# START OF Data listing

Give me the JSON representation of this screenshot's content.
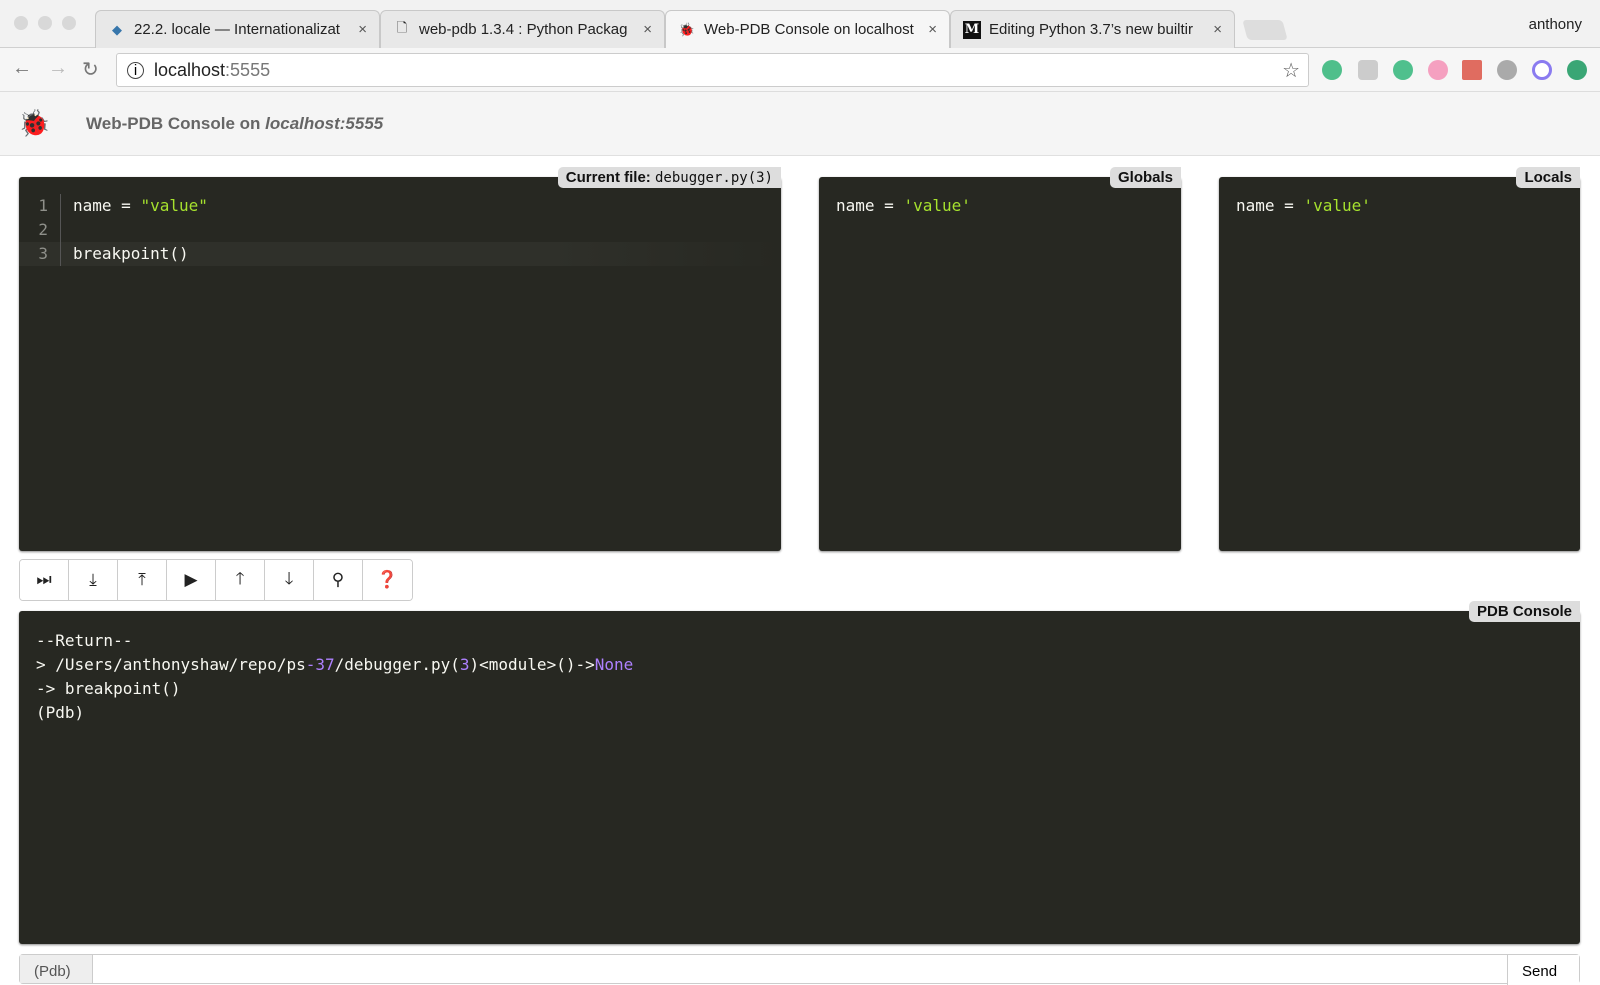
{
  "browser": {
    "tabs": [
      {
        "title": "22.2. locale — Internationalizat",
        "icon": "python-icon"
      },
      {
        "title": "web-pdb 1.3.4 : Python Packag",
        "icon": "document-icon"
      },
      {
        "title": "Web-PDB Console on localhost",
        "icon": "bug-icon"
      },
      {
        "title": "Editing Python 3.7’s new builtir",
        "icon": "medium-icon"
      }
    ],
    "close": "×",
    "user": "anthony",
    "url_host": "localhost",
    "url_port": ":5555",
    "extension_colors": [
      "#4fbf8b",
      "#bbbbbb",
      "#4fc08d",
      "#f5a0c0",
      "#e06c60",
      "#999999",
      "#8a7bf0",
      "#3aa675"
    ]
  },
  "header": {
    "title": "Web-PDB Console on ",
    "host": "localhost:5555"
  },
  "editor": {
    "label": "Current file:",
    "file": "debugger.py(3)",
    "lines": [
      {
        "n": "1",
        "pre": "name = ",
        "str": "\"value\""
      },
      {
        "n": "2",
        "pre": "",
        "str": ""
      },
      {
        "n": "3",
        "pre": "breakpoint()",
        "str": ""
      }
    ]
  },
  "globals": {
    "label": "Globals",
    "pre": "name = ",
    "str": "'value'"
  },
  "locals": {
    "label": "Locals",
    "pre": "name = ",
    "str": "'value'"
  },
  "toolbar": {
    "buttons": [
      {
        "name": "next-button",
        "glyph": "⏭︎"
      },
      {
        "name": "step-button",
        "glyph": "⤓"
      },
      {
        "name": "return-button",
        "glyph": "⤒"
      },
      {
        "name": "continue-button",
        "glyph": "▶"
      },
      {
        "name": "up-button",
        "glyph": "🡑"
      },
      {
        "name": "down-button",
        "glyph": "🡓"
      },
      {
        "name": "breakpoint-button",
        "glyph": "⚲"
      },
      {
        "name": "help-button",
        "glyph": "❓"
      }
    ]
  },
  "console": {
    "label": "PDB Console",
    "l1": "--Return--",
    "l2a": "> /Users/anthonyshaw/repo/ps",
    "l2b": "-37",
    "l2c": "/debugger.py(",
    "l2d": "3",
    "l2e": ")<module>()->",
    "l2f": "None",
    "l3": "-> breakpoint()",
    "l4": "(Pdb)"
  },
  "input": {
    "prefix": "(Pdb)",
    "send": "Send",
    "value": ""
  }
}
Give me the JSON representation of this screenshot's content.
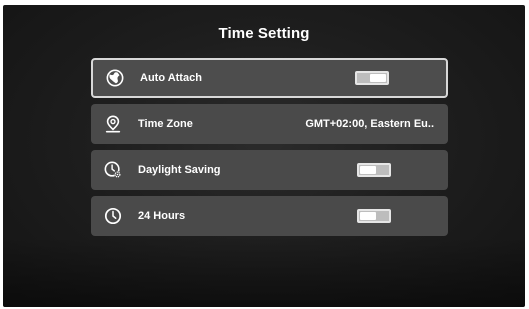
{
  "title": "Time Setting",
  "items": [
    {
      "label": "Auto Attach",
      "icon": "satellite-globe-icon",
      "type": "toggle",
      "on": true,
      "selected": true
    },
    {
      "label": "Time Zone",
      "icon": "location-pin-icon",
      "type": "value",
      "value": "GMT+02:00, Eastern Eu.."
    },
    {
      "label": "Daylight Saving",
      "icon": "clock-gear-icon",
      "type": "toggle",
      "on": false
    },
    {
      "label": "24 Hours",
      "icon": "clock-icon",
      "type": "toggle",
      "on": false
    }
  ]
}
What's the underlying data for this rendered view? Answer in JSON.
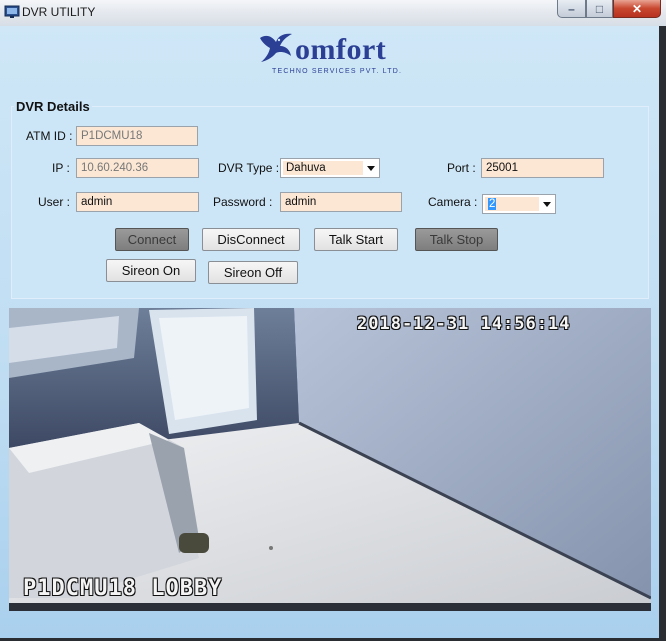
{
  "window": {
    "title": "DVR UTILITY",
    "buttons": {
      "minimize": "–",
      "maximize": "□",
      "close": "✕"
    }
  },
  "logo": {
    "word": "omfort",
    "tagline": "TECHNO SERVICES PVT. LTD."
  },
  "group": {
    "legend": "DVR Details"
  },
  "form": {
    "atm_id": {
      "label": "ATM ID :",
      "value": "P1DCMU18"
    },
    "ip": {
      "label": "IP :",
      "value": "10.60.240.36"
    },
    "dvr_type": {
      "label": "DVR Type :",
      "value": "Dahuva"
    },
    "port": {
      "label": "Port :",
      "value": "25001"
    },
    "user": {
      "label": "User :",
      "value": "admin"
    },
    "password": {
      "label": "Password :",
      "value": "admin"
    },
    "camera": {
      "label": "Camera :",
      "value": "2"
    }
  },
  "buttons": {
    "connect": "Connect",
    "disconnect": "DisConnect",
    "talk_start": "Talk Start",
    "talk_stop": "Talk Stop",
    "sireon_on": "Sireon On",
    "sireon_off": "Sireon Off"
  },
  "camera_view": {
    "timestamp": "2018-12-31  14:56:14",
    "caption": "P1DCMU18 LOBBY"
  },
  "colors": {
    "field_bg": "#fbe7d4",
    "logo_blue": "#2b3f94",
    "client_bg": "#bedcf2"
  }
}
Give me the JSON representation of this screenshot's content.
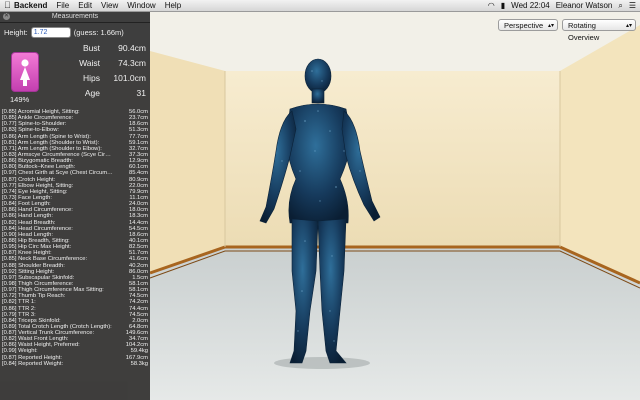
{
  "menubar": {
    "app_name": "Backend",
    "menus": [
      "File",
      "Edit",
      "View",
      "Window",
      "Help"
    ],
    "clock": "Wed 22:04",
    "user": "Eleanor Watson"
  },
  "viewport": {
    "projection": "Perspective",
    "mode": "Rotating Overview"
  },
  "panel": {
    "title": "Measurements",
    "height_label": "Height:",
    "height_value": "1.72",
    "guess": "(guess: 1.66m)",
    "percent": "149%",
    "vitals": [
      {
        "label": "Bust",
        "value": "90.4cm"
      },
      {
        "label": "Waist",
        "value": "74.3cm"
      },
      {
        "label": "Hips",
        "value": "101.0cm"
      },
      {
        "label": "Age",
        "value": "31"
      }
    ],
    "measurements": [
      {
        "label": "[0.85] Acromial Height, Sitting:",
        "value": "56.0cm"
      },
      {
        "label": "[0.85] Ankle Circumference:",
        "value": "23.7cm"
      },
      {
        "label": "[0.77] Spine-to-Shoulder:",
        "value": "18.6cm"
      },
      {
        "label": "[0.83] Spine-to-Elbow:",
        "value": "51.3cm"
      },
      {
        "label": "[0.86] Arm Length (Spine to Wrist):",
        "value": "77.7cm"
      },
      {
        "label": "[0.81] Arm Length (Shoulder to Wrist):",
        "value": "59.1cm"
      },
      {
        "label": "[0.71] Arm Length (Shoulder to Elbow):",
        "value": "32.7cm"
      },
      {
        "label": "[0.83] Armscye Circumference (Scye Cir…",
        "value": "37.3cm"
      },
      {
        "label": "[0.86] Bizygomatic Breadth:",
        "value": "12.9cm"
      },
      {
        "label": "[0.80] Buttock–Knee Length:",
        "value": "60.1cm"
      },
      {
        "label": "[0.97] Chest Girth at Scye (Chest Circum…",
        "value": "85.4cm"
      },
      {
        "label": "[0.87] Crotch Height:",
        "value": "80.9cm"
      },
      {
        "label": "[0.77] Elbow Height, Sitting:",
        "value": "22.0cm"
      },
      {
        "label": "[0.74] Eye Height, Sitting:",
        "value": "79.9cm"
      },
      {
        "label": "[0.73] Face Length:",
        "value": "11.1cm"
      },
      {
        "label": "[0.84] Foot Length:",
        "value": "24.0cm"
      },
      {
        "label": "[0.86] Hand Circumference:",
        "value": "18.0cm"
      },
      {
        "label": "[0.86] Hand Length:",
        "value": "18.3cm"
      },
      {
        "label": "[0.82] Head Breadth:",
        "value": "14.4cm"
      },
      {
        "label": "[0.84] Head Circumference:",
        "value": "54.5cm"
      },
      {
        "label": "[0.90] Head Length:",
        "value": "18.6cm"
      },
      {
        "label": "[0.88] Hip Breadth, Sitting:",
        "value": "40.1cm"
      },
      {
        "label": "[0.95] Hip Circ Max Height:",
        "value": "82.5cm"
      },
      {
        "label": "[0.87] Knee Height:",
        "value": "51.7cm"
      },
      {
        "label": "[0.85] Neck Base Circumference:",
        "value": "41.6cm"
      },
      {
        "label": "[0.88] Shoulder Breadth:",
        "value": "40.2cm"
      },
      {
        "label": "[0.92] Sitting Height:",
        "value": "86.0cm"
      },
      {
        "label": "[0.97] Subscapular Skinfold:",
        "value": "1.5cm"
      },
      {
        "label": "[0.98] Thigh Circumference:",
        "value": "58.1cm"
      },
      {
        "label": "[0.97] Thigh Circumference Max Sitting:",
        "value": "58.1cm"
      },
      {
        "label": "[0.72] Thumb Tip Reach:",
        "value": "74.5cm"
      },
      {
        "label": "[0.82] TTR 1:",
        "value": "74.2cm"
      },
      {
        "label": "[0.86] TTR 2:",
        "value": "74.4cm"
      },
      {
        "label": "[0.79] TTR 3:",
        "value": "74.5cm"
      },
      {
        "label": "[0.84] Triceps Skinfold:",
        "value": "2.0cm"
      },
      {
        "label": "[0.89] Total Crotch Length (Crotch Length):",
        "value": "64.8cm"
      },
      {
        "label": "[0.87] Vertical Trunk Circumference:",
        "value": "149.6cm"
      },
      {
        "label": "[0.82] Waist Front Length:",
        "value": "34.7cm"
      },
      {
        "label": "[0.86] Waist Height, Preferred:",
        "value": "104.2cm"
      },
      {
        "label": "[0.99] Weight:",
        "value": "59.4kg"
      },
      {
        "label": "[0.87] Reported Height:",
        "value": "167.9cm"
      },
      {
        "label": "[0.84] Reported Weight:",
        "value": "58.3kg"
      }
    ]
  },
  "colors": {
    "wall": "#f2e3bf",
    "floor": "#d4d8d6",
    "trim": "#b06a28",
    "figure": "#17436a",
    "gender_button": "#e05fcc"
  },
  "icons": [
    "apple-icon",
    "close-icon",
    "female-icon",
    "wifi-icon",
    "battery-icon",
    "search-icon",
    "list-icon"
  ]
}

# END OF Data listing

• _The task_: What is the number of lines above that contain the string "Scye"? Answer with the number alone.

• _Exercise answer_: 2